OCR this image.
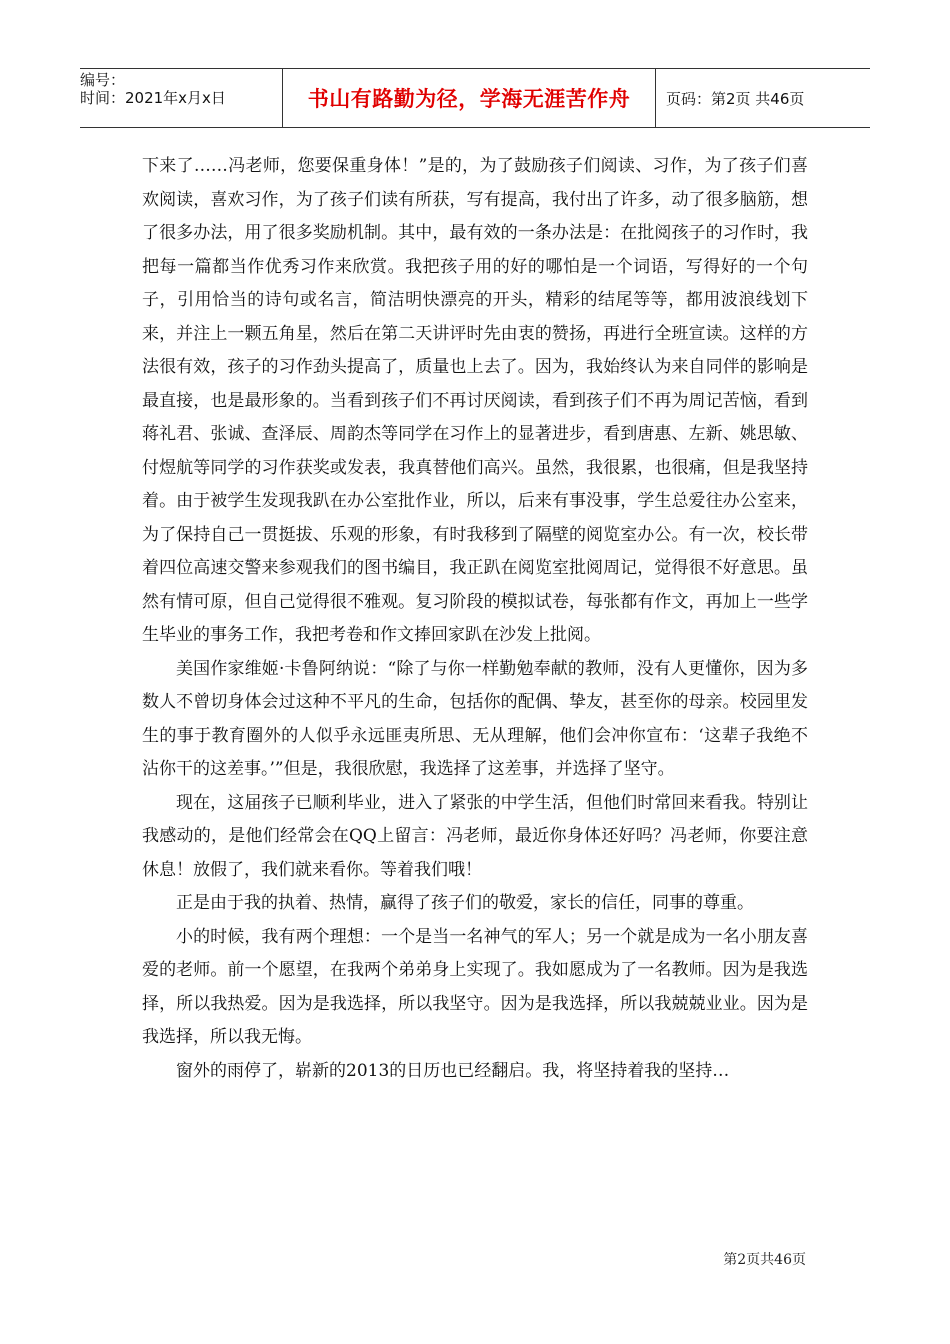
编号：
时间：2021年x月x日	书山有路勤为径，学海无涯苦作舟	页码：第2页 共46页

下来了……冯老师，您要保重身体！”是的，为了鼓励孩子们阅读、习作，为了孩子们喜欢阅读，喜欢习作，为了孩子们读有所获，写有提高，我付出了许多，动了很多脑筋，想了很多办法，用了很多奖励机制。其中，最有效的一条办法是：在批阅孩子的习作时，我把每一篇都当作优秀习作来欣赏。我把孩子用的好的哪怕是一个词语，写得好的一个句子，引用恰当的诗句或名言，简洁明快漂亮的开头，精彩的结尾等等，都用波浪线划下来，并注上一颗五角星，然后在第二天讲评时先由衷的赞扬，再进行全班宣读。这样的方法很有效，孩子的习作劲头提高了，质量也上去了。因为，我始终认为来自同伴的影响是最直接，也是最形象的。当看到孩子们不再讨厌阅读，看到孩子们不再为周记苦恼，看到蒋礼君、张诚、查泽辰、周韵杰等同学在习作上的显著进步，看到唐惠、左新、姚思敏、付煜航等同学的习作获奖或发表，我真替他们高兴。虽然，我很累，也很痛，但是我坚持着。由于被学生发现我趴在办公室批作业，所以，后来有事没事，学生总爱往办公室来，为了保持自己一贯挺拔、乐观的形象，有时我移到了隔壁的阅览室办公。有一次，校长带着四位高速交警来参观我们的图书编目，我正趴在阅览室批阅周记，觉得很不好意思。虽然有情可原，但自己觉得很不雅观。复习阶段的模拟试卷，每张都有作文，再加上一些学生毕业的事务工作，我把考卷和作文捧回家趴在沙发上批阅。

美国作家维姬·卡鲁阿纳说：“除了与你一样勤勉奉献的教师，没有人更懂你，因为多数人不曾切身体会过这种不平凡的生命，包括你的配偶、挚友，甚至你的母亲。校园里发生的事于教育圈外的人似乎永远匪夷所思、无从理解，他们会冲你宣布：‘这辈子我绝不沾你干的这差事。’”但是，我很欣慰，我选择了这差事，并选择了坚守。

现在，这届孩子已顺利毕业，进入了紧张的中学生活，但他们时常回来看我。特别让我感动的，是他们经常会在QQ上留言：冯老师，最近你身体还好吗？冯老师，你要注意休息！放假了，我们就来看你。等着我们哦！

正是由于我的执着、热情，赢得了孩子们的敬爱，家长的信任，同事的尊重。

小的时候，我有两个理想：一个是当一名神气的军人；另一个就是成为一名小朋友喜爱的老师。前一个愿望，在我两个弟弟身上实现了。我如愿成为了一名教师。因为是我选择，所以我热爱。因为是我选择，所以我坚守。因为是我选择，所以我兢兢业业。因为是我选择，所以我无悔。

窗外的雨停了，崭新的2013的日历也已经翻启。我，将坚持着我的坚持…

第2页共46页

▸ **REQUIRED TASK**
Set down every record once more, word for word, without pictures.

▸ **EXERCISE SOLUTION**
OCR this image.
编号：
时间：2021年x月x日	书山有路勤为径，学海无涯苦作舟	页码：第2页 共46页

下来了……冯老师，您要保重身体！”是的，为了鼓励孩子们阅读、习作，为了孩子们喜欢阅读，喜欢习作，为了孩子们读有所获，写有提高，我付出了许多，动了很多脑筋，想了很多办法，用了很多奖励机制。其中，最有效的一条办法是：在批阅孩子的习作时，我把每一篇都当作优秀习作来欣赏。我把孩子用的好的哪怕是一个词语，写得好的一个句子，引用恰当的诗句或名言，简洁明快漂亮的开头，精彩的结尾等等，都用波浪线划下来，并注上一颗五角星，然后在第二天讲评时先由衷的赞扬，再进行全班宣读。这样的方法很有效，孩子的习作劲头提高了，质量也上去了。因为，我始终认为来自同伴的影响是最直接，也是最形象的。当看到孩子们不再讨厌阅读，看到孩子们不再为周记苦恼，看到蒋礼君、张诚、查泽辰、周韵杰等同学在习作上的显著进步，看到唐惠、左新、姚思敏、付煜航等同学的习作获奖或发表，我真替他们高兴。虽然，我很累，也很痛，但是我坚持着。由于被学生发现我趴在办公室批作业，所以，后来有事没事，学生总爱往办公室来，为了保持自己一贯挺拔、乐观的形象，有时我移到了隔壁的阅览室办公。有一次，校长带着四位高速交警来参观我们的图书编目，我正趴在阅览室批阅周记，觉得很不好意思。虽然有情可原，但自己觉得很不雅观。复习阶段的模拟试卷，每张都有作文，再加上一些学生毕业的事务工作，我把考卷和作文捧回家趴在沙发上批阅。

美国作家维姬·卡鲁阿纳说：“除了与你一样勤勉奉献的教师，没有人更懂你，因为多数人不曾切身体会过这种不平凡的生命，包括你的配偶、挚友，甚至你的母亲。校园里发生的事于教育圈外的人似乎永远匪夷所思、无从理解，他们会冲你宣布：‘这辈子我绝不沾你干的这差事。’”但是，我很欣慰，我选择了这差事，并选择了坚守。

现在，这届孩子已顺利毕业，进入了紧张的中学生活，但他们时常回来看我。特别让我感动的，是他们经常会在QQ上留言：冯老师，最近你身体还好吗？冯老师，你要注意休息！放假了，我们就来看你。等着我们哦！

正是由于我的执着、热情，赢得了孩子们的敬爱，家长的信任，同事的尊重。

小的时候，我有两个理想：一个是当一名神气的军人；另一个就是成为一名小朋友喜爱的老师。前一个愿望，在我两个弟弟身上实现了。我如愿成为了一名教师。因为是我选择，所以我热爱。因为是我选择，所以我坚守。因为是我选择，所以我兢兢业业。因为是我选择，所以我无悔。

窗外的雨停了，崭新的2013的日历也已经翻启。我，将坚持着我的坚持…

第2页共46页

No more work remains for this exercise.